(Stored data entries)
##############################

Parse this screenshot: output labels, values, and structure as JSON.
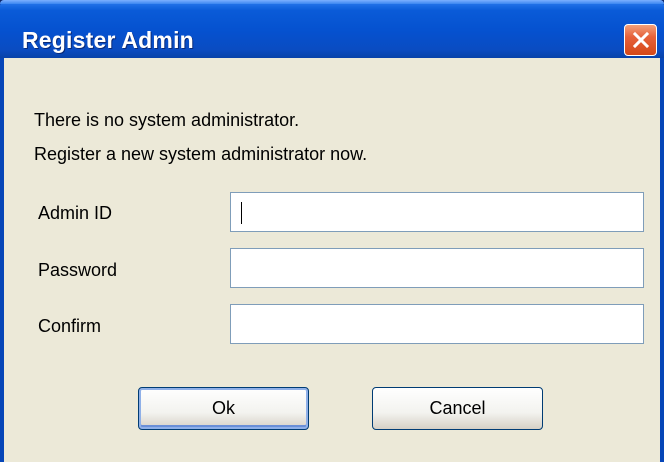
{
  "window": {
    "title": "Register Admin"
  },
  "message": {
    "line1": "There is no system administrator.",
    "line2": "Register a new system administrator now."
  },
  "form": {
    "admin_id_label": "Admin ID",
    "admin_id_value": "",
    "password_label": "Password",
    "password_value": "",
    "confirm_label": "Confirm",
    "confirm_value": ""
  },
  "buttons": {
    "ok_label": "Ok",
    "cancel_label": "Cancel"
  },
  "colors": {
    "titlebar": "#0551cf",
    "client_bg": "#ece9d8",
    "close_button": "#e6613a",
    "field_border": "#7f9db9"
  }
}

##############################

# Exercise goal
Of the lines in the listing above, how many hold the string "Register"? Reply with the number only.

# Solution for this task
2